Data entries
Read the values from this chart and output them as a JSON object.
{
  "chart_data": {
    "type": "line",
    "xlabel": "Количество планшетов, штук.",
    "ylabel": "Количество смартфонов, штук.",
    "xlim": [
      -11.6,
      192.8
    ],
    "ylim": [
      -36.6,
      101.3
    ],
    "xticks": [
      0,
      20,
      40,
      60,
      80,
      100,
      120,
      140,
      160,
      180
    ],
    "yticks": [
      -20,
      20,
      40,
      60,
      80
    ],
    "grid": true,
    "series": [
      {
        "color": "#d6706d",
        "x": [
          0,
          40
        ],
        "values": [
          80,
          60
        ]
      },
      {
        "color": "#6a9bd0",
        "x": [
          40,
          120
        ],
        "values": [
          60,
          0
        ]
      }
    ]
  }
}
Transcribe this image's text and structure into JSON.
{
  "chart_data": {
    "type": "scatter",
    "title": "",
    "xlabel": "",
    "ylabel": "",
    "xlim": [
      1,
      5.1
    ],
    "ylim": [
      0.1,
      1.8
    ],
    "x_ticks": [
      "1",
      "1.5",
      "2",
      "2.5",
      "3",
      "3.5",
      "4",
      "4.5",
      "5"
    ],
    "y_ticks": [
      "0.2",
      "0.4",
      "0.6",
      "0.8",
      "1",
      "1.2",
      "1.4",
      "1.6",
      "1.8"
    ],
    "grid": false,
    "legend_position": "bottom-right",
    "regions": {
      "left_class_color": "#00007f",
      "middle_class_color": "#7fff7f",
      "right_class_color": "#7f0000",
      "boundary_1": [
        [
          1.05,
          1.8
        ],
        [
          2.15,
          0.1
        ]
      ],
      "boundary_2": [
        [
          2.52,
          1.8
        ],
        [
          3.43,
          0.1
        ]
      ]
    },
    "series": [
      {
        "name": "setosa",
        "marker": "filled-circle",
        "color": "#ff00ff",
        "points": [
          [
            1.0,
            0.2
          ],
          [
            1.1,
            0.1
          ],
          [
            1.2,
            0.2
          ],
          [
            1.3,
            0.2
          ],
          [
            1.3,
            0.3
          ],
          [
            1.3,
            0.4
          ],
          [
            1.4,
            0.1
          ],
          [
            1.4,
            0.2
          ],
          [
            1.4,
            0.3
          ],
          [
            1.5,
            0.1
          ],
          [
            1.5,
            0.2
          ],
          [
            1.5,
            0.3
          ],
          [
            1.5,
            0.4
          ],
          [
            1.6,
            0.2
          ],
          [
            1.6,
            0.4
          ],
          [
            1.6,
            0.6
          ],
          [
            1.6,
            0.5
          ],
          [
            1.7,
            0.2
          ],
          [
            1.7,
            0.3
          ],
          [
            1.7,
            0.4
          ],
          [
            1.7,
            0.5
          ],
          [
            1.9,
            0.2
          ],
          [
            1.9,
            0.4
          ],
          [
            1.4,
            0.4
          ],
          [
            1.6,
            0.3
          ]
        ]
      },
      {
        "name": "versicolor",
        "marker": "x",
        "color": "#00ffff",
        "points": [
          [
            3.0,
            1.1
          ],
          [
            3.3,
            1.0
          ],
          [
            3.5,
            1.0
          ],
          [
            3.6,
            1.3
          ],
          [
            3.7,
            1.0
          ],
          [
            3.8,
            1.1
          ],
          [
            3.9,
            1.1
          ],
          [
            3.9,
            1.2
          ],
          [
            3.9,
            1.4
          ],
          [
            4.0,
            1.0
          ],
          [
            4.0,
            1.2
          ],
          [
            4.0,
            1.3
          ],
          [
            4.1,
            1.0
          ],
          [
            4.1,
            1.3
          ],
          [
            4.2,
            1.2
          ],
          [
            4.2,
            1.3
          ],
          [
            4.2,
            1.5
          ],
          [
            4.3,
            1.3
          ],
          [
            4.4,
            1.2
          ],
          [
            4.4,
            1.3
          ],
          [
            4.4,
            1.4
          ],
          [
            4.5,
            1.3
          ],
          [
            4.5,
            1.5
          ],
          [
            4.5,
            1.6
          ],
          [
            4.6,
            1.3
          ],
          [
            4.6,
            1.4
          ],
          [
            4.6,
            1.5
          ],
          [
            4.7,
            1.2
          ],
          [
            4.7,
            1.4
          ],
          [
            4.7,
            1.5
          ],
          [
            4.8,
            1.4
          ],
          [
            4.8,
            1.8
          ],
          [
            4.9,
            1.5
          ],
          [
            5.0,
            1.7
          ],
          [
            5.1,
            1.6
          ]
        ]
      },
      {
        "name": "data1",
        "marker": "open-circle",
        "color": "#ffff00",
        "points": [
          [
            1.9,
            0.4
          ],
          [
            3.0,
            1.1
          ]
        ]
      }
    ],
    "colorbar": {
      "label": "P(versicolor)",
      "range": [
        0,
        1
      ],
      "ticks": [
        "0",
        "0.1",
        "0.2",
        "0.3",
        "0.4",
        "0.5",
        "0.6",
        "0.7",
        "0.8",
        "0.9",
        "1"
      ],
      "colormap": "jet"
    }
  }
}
* * *
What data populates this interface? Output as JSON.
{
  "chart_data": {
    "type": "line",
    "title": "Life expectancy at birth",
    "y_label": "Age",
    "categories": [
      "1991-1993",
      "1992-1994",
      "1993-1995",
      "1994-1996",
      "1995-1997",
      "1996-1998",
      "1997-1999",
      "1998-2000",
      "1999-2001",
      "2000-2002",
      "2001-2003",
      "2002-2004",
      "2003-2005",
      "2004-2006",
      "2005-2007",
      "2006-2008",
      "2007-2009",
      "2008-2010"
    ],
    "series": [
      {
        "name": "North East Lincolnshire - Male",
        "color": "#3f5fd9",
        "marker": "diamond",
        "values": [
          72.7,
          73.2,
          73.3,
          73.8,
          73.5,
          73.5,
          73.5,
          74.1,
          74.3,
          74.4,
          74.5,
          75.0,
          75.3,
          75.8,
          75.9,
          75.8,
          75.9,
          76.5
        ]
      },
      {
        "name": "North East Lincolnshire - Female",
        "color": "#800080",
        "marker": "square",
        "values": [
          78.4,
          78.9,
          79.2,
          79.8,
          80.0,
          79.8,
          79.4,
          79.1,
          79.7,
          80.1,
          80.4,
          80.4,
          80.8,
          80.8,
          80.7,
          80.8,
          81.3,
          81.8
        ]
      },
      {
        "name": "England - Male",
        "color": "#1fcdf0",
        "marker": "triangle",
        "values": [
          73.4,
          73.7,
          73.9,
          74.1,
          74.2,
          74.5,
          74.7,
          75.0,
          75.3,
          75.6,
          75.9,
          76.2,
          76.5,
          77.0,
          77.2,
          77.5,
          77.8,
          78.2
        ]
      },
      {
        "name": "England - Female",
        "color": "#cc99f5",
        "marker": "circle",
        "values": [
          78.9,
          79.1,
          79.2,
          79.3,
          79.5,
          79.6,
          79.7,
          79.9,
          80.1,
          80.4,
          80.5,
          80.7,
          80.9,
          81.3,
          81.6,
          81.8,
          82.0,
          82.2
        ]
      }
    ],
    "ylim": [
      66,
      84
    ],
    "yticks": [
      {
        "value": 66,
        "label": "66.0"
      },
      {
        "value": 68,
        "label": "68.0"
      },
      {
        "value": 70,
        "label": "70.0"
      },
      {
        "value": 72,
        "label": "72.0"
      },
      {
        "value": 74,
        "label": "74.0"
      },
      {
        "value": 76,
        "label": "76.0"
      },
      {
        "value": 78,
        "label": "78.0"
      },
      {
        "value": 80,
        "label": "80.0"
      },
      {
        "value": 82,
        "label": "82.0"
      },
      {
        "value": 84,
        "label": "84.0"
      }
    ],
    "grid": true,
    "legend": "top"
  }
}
...
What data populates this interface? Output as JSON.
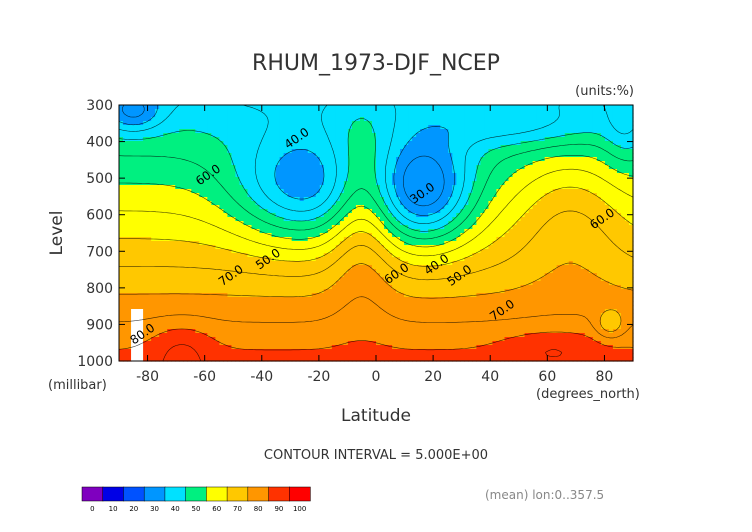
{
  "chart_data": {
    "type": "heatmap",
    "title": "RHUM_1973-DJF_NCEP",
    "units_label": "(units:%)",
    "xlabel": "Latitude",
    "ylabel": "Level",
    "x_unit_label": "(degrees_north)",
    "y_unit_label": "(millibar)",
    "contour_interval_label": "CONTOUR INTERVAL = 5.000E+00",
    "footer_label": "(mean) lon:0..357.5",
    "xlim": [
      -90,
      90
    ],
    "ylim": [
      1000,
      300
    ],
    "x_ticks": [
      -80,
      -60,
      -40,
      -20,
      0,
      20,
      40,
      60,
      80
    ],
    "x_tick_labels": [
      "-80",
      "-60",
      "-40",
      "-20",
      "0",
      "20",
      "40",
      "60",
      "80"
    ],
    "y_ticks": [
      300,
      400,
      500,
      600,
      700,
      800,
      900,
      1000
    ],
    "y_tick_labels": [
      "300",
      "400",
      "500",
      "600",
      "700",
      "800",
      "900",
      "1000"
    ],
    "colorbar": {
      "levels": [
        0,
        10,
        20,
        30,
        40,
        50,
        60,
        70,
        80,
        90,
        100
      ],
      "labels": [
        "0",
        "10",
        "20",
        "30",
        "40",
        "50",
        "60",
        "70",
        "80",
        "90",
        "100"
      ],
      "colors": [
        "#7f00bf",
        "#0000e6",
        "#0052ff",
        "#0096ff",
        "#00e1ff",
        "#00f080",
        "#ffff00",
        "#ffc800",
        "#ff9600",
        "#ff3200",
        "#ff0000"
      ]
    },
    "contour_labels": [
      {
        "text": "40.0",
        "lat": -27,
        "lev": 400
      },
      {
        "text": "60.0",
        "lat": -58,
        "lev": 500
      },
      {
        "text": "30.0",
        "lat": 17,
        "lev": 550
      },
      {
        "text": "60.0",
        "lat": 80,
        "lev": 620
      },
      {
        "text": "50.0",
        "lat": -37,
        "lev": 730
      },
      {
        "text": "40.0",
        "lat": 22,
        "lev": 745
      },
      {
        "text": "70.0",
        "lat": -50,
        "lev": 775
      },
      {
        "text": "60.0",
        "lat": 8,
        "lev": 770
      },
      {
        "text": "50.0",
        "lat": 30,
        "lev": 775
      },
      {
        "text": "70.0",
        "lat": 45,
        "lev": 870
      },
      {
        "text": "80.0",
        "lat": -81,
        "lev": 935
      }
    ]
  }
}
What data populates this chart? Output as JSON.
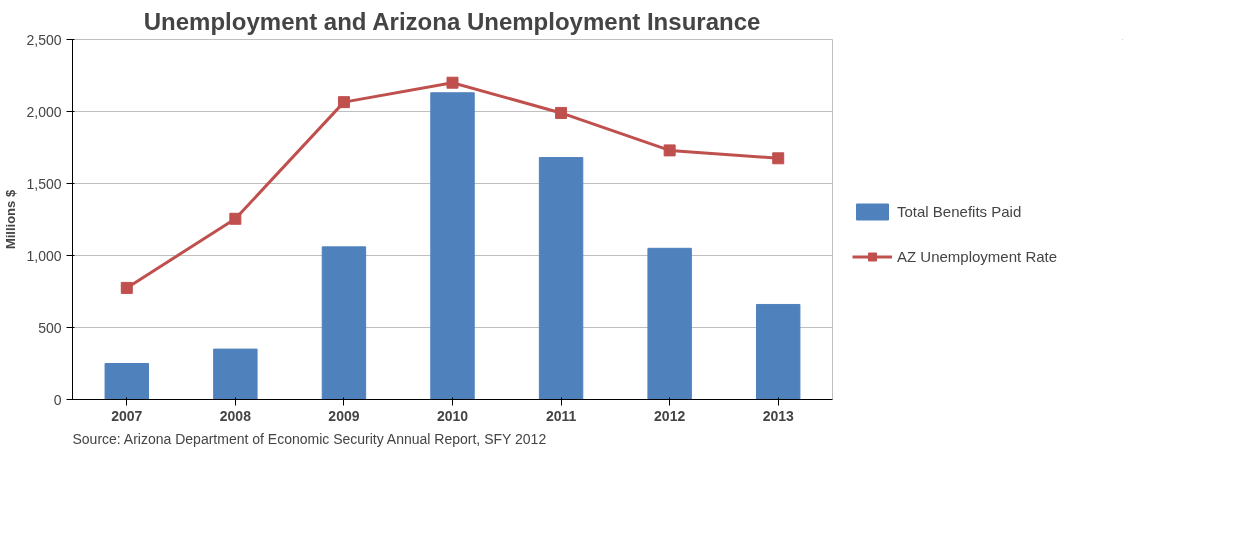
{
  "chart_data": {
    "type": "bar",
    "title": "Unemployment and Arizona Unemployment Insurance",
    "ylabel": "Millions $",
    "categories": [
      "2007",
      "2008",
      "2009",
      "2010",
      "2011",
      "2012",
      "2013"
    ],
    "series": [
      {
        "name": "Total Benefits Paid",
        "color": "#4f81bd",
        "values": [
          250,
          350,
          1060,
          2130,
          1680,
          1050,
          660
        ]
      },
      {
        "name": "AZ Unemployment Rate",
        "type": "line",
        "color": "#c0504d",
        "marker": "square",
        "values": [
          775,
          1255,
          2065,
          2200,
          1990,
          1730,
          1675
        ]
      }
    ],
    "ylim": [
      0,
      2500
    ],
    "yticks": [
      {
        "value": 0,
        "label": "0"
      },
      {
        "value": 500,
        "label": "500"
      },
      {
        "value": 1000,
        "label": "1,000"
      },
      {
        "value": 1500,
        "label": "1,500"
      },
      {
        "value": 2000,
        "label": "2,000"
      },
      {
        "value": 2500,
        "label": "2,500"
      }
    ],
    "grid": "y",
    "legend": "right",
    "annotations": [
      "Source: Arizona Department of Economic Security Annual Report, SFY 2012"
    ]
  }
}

Aim of the exercise
Copy every line of the records above that contains "Arizona".

Exercise solution
    "title": "Unemployment and Arizona Unemployment Insurance",
      "Source: Arizona Department of Economic Security Annual Report, SFY 2012"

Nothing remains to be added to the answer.